**Goal**
Keep every line where the word "type" appears; drop the rest.

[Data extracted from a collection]
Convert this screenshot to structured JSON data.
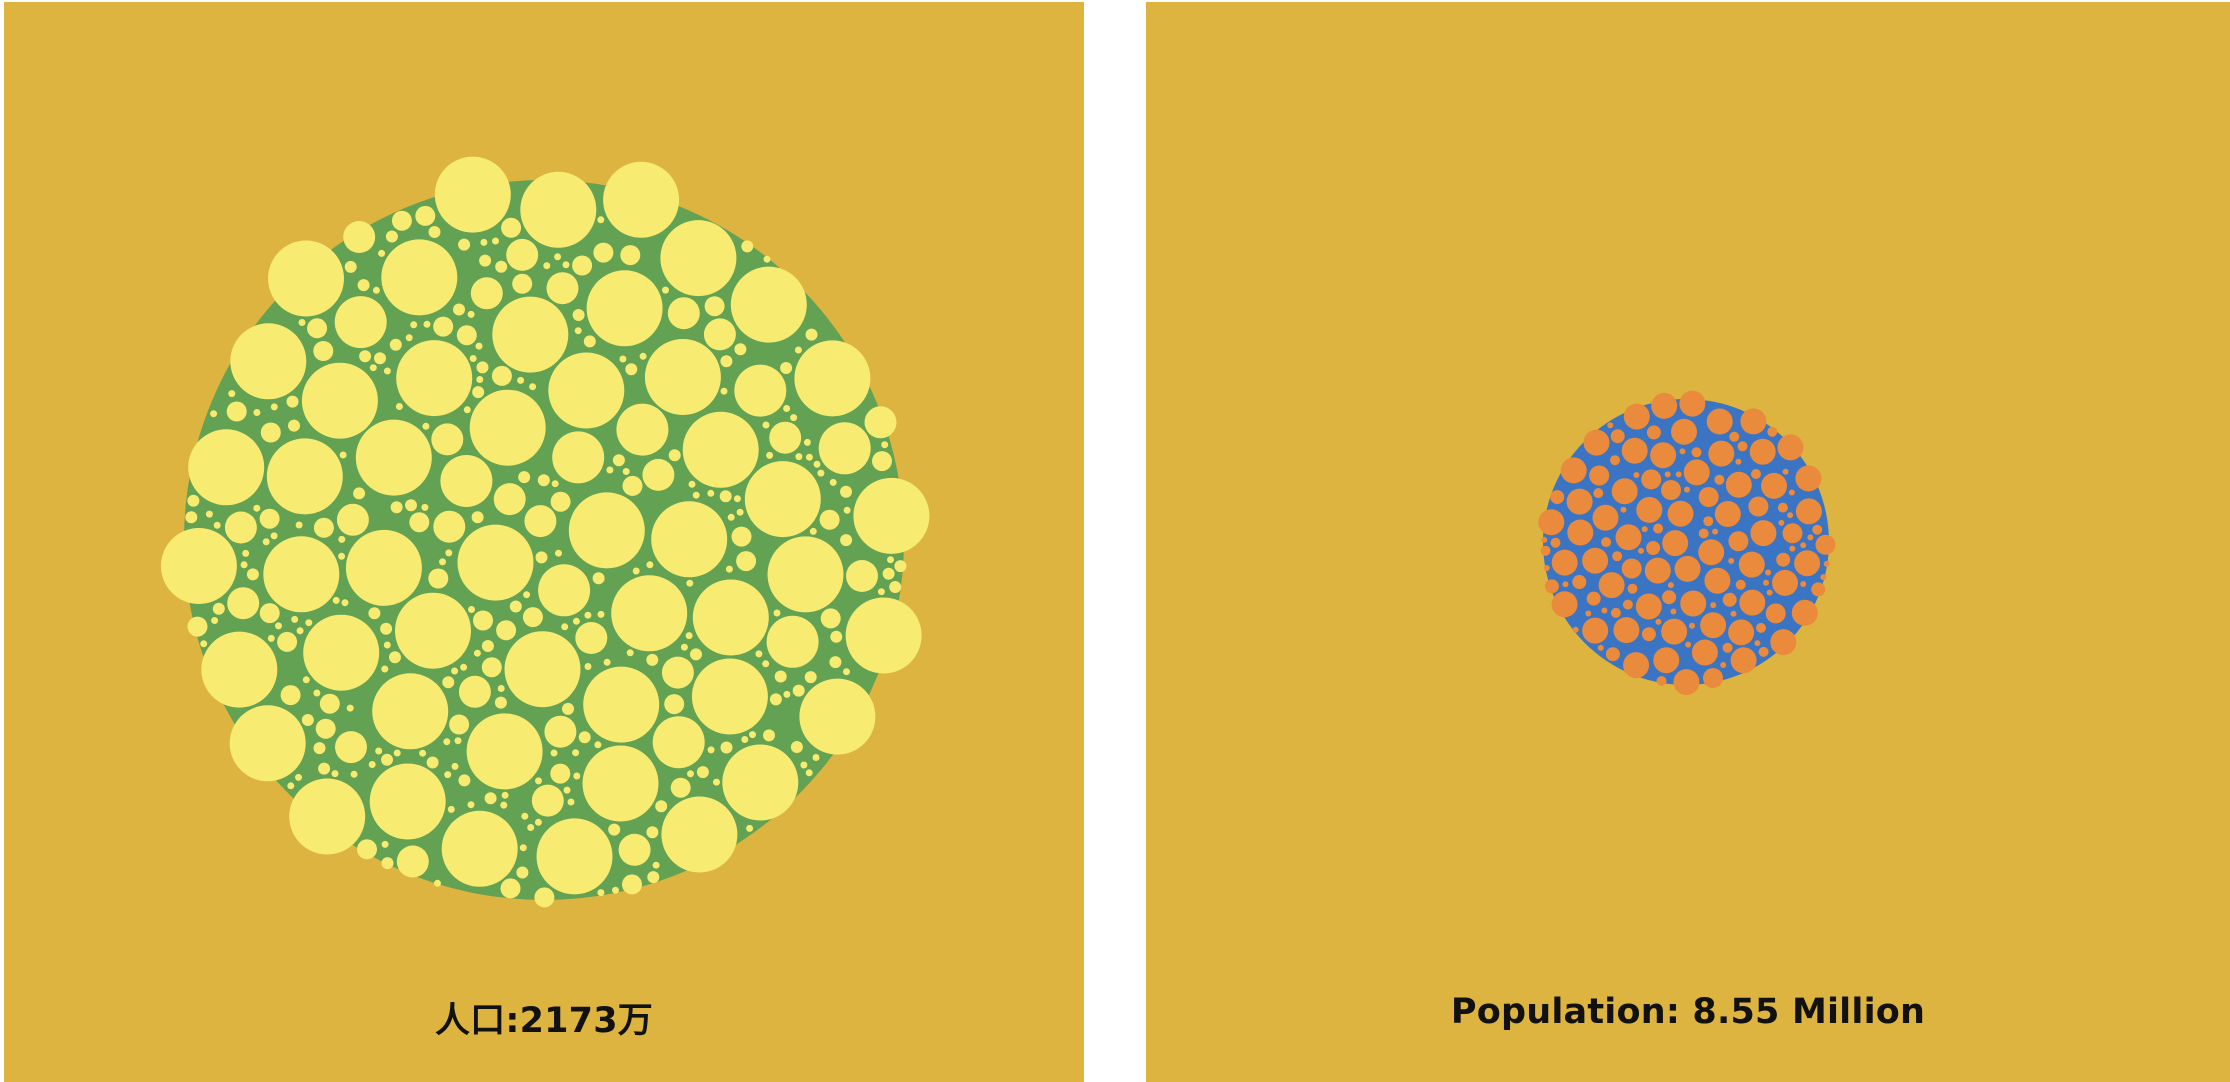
{
  "colors": {
    "background": "#DDB43F",
    "left_outer": "#63A153",
    "left_inner": "#F7EB72",
    "right_outer": "#3A74C2",
    "right_inner": "#EA8A3C"
  },
  "left": {
    "caption": "人口:2173万",
    "population_10k": 2173
  },
  "right": {
    "caption": "Population: 8.55 Million",
    "population_million": 8.55
  }
}
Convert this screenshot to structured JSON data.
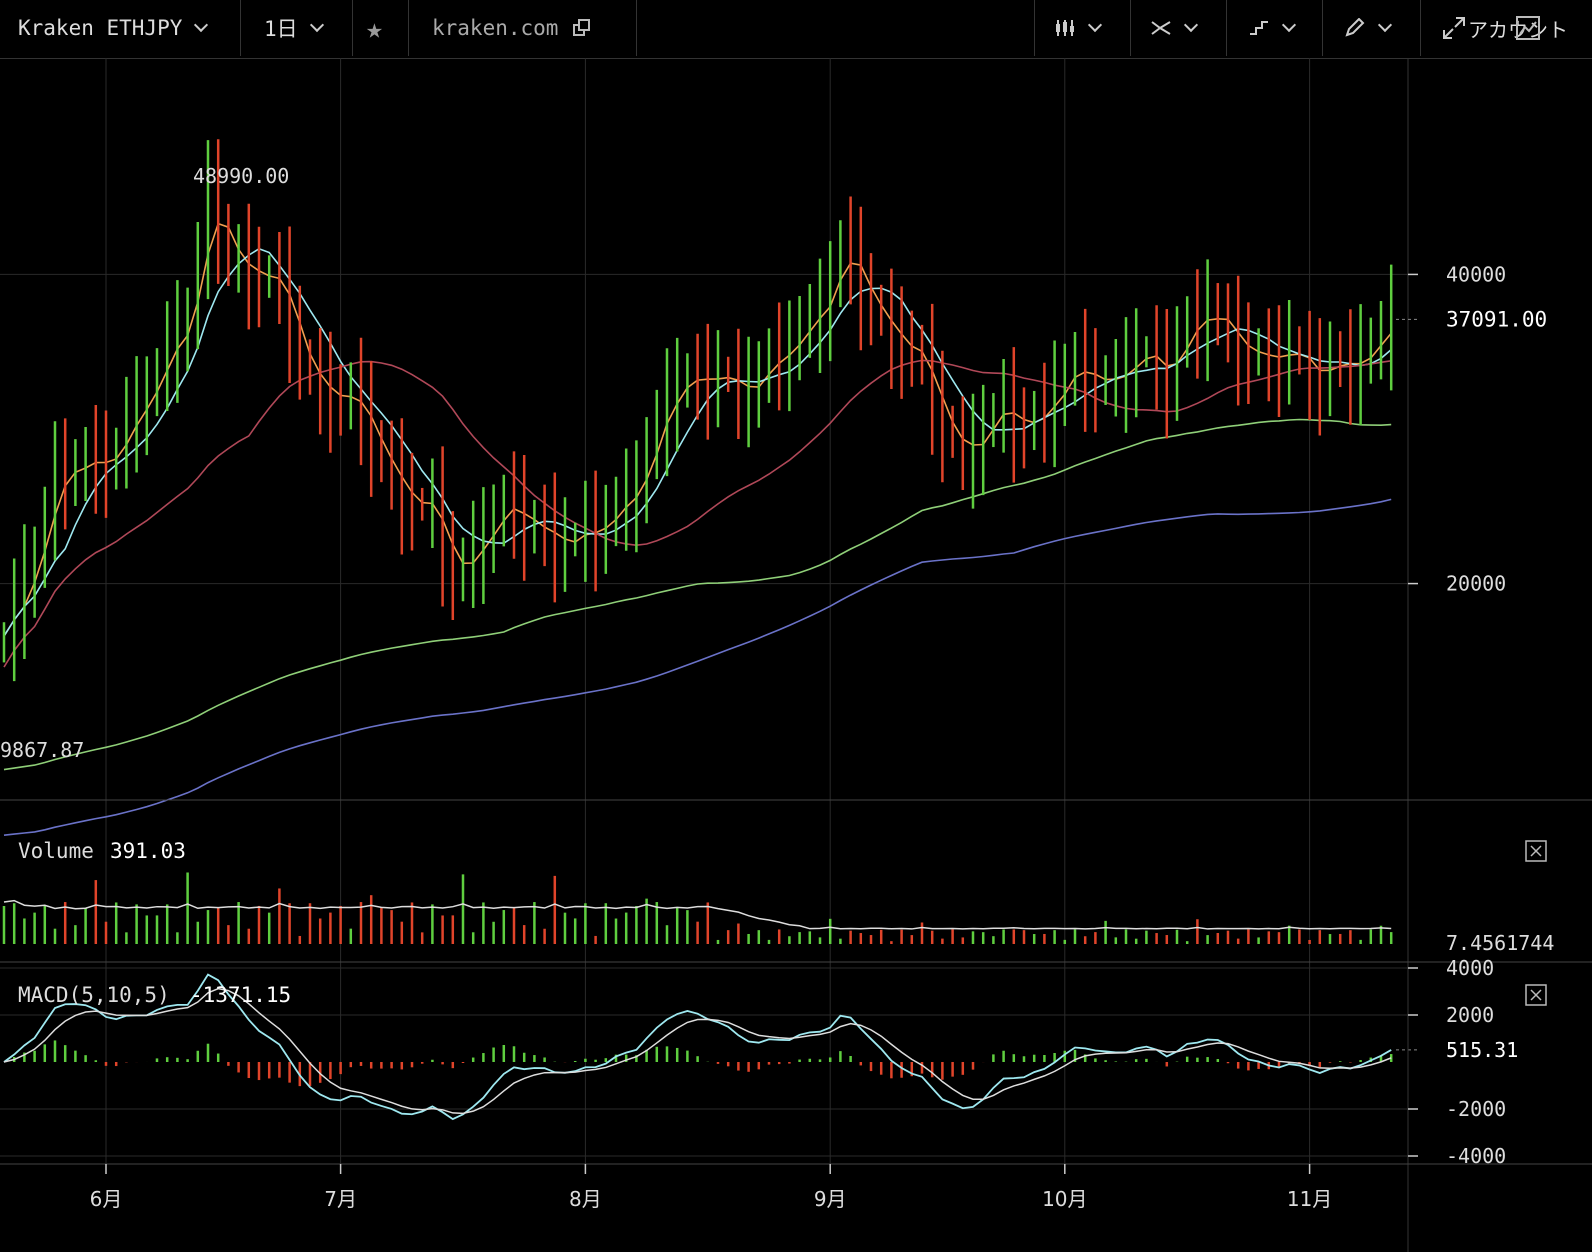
{
  "toolbar": {
    "symbol": "Kraken ETHJPY",
    "interval": "1日",
    "source": "kraken.com",
    "account": "アカウント"
  },
  "colors": {
    "up": "#5fce3f",
    "down": "#e0442a",
    "ma_orange": "#f0a050",
    "ma_cyan": "#9ee8f0",
    "ma_red": "#b04858",
    "ma_green": "#8fcf78",
    "ma_blue": "#6a72c8",
    "grid": "#2a2a2a"
  },
  "chart_data": [
    {
      "type": "candlestick",
      "name": "price",
      "x_ticks": [
        "6月",
        "7月",
        "8月",
        "9月",
        "10月",
        "11月"
      ],
      "y_ticks": [
        40000,
        20000
      ],
      "last_price": "37091.00",
      "high_label": "48990.00",
      "low_label": "9867.87",
      "ylim": [
        6000,
        54000
      ],
      "anchors": [
        [
          0,
          16000
        ],
        [
          5,
          27000
        ],
        [
          10,
          28000
        ],
        [
          14,
          32000
        ],
        [
          18,
          38000
        ],
        [
          20,
          45000
        ],
        [
          22,
          41000
        ],
        [
          26,
          40000
        ],
        [
          30,
          33000
        ],
        [
          34,
          32000
        ],
        [
          38,
          27000
        ],
        [
          42,
          24000
        ],
        [
          44,
          20500
        ],
        [
          48,
          24000
        ],
        [
          50,
          25000
        ],
        [
          54,
          23000
        ],
        [
          56,
          22500
        ],
        [
          58,
          23500
        ],
        [
          60,
          25000
        ],
        [
          62,
          26000
        ],
        [
          66,
          34000
        ],
        [
          68,
          33000
        ],
        [
          70,
          33500
        ],
        [
          72,
          32500
        ],
        [
          74,
          33500
        ],
        [
          77,
          35000
        ],
        [
          80,
          38000
        ],
        [
          82,
          42000
        ],
        [
          84,
          39000
        ],
        [
          86,
          37000
        ],
        [
          88,
          36000
        ],
        [
          90,
          33500
        ],
        [
          92,
          30000
        ],
        [
          94,
          28500
        ],
        [
          96,
          30000
        ],
        [
          98,
          31500
        ],
        [
          100,
          30000
        ],
        [
          102,
          32000
        ],
        [
          104,
          33000
        ],
        [
          106,
          33500
        ],
        [
          108,
          33000
        ],
        [
          110,
          34000
        ],
        [
          112,
          34500
        ],
        [
          114,
          34000
        ],
        [
          116,
          37000
        ],
        [
          118,
          37500
        ],
        [
          120,
          36000
        ],
        [
          122,
          35000
        ],
        [
          124,
          34500
        ],
        [
          126,
          34500
        ],
        [
          128,
          34000
        ],
        [
          130,
          34500
        ],
        [
          132,
          34000
        ],
        [
          134,
          35000
        ],
        [
          135,
          36500
        ],
        [
          136,
          37091
        ]
      ],
      "count": 137
    },
    {
      "type": "bar",
      "name": "Volume",
      "value_label": "391.03",
      "right_label": "7.4561744"
    },
    {
      "type": "line",
      "name": "MACD(5,10,5)",
      "value_label": "-1371.15",
      "y_ticks": [
        "4000",
        "2000",
        "515.31",
        "-2000",
        "-4000"
      ]
    }
  ],
  "legend": {
    "volume_title": "Volume",
    "macd_title": "MACD(5,10,5)"
  }
}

**Exercise output**
      "type": "candlestick",
      "type": "bar",
      "type": "line",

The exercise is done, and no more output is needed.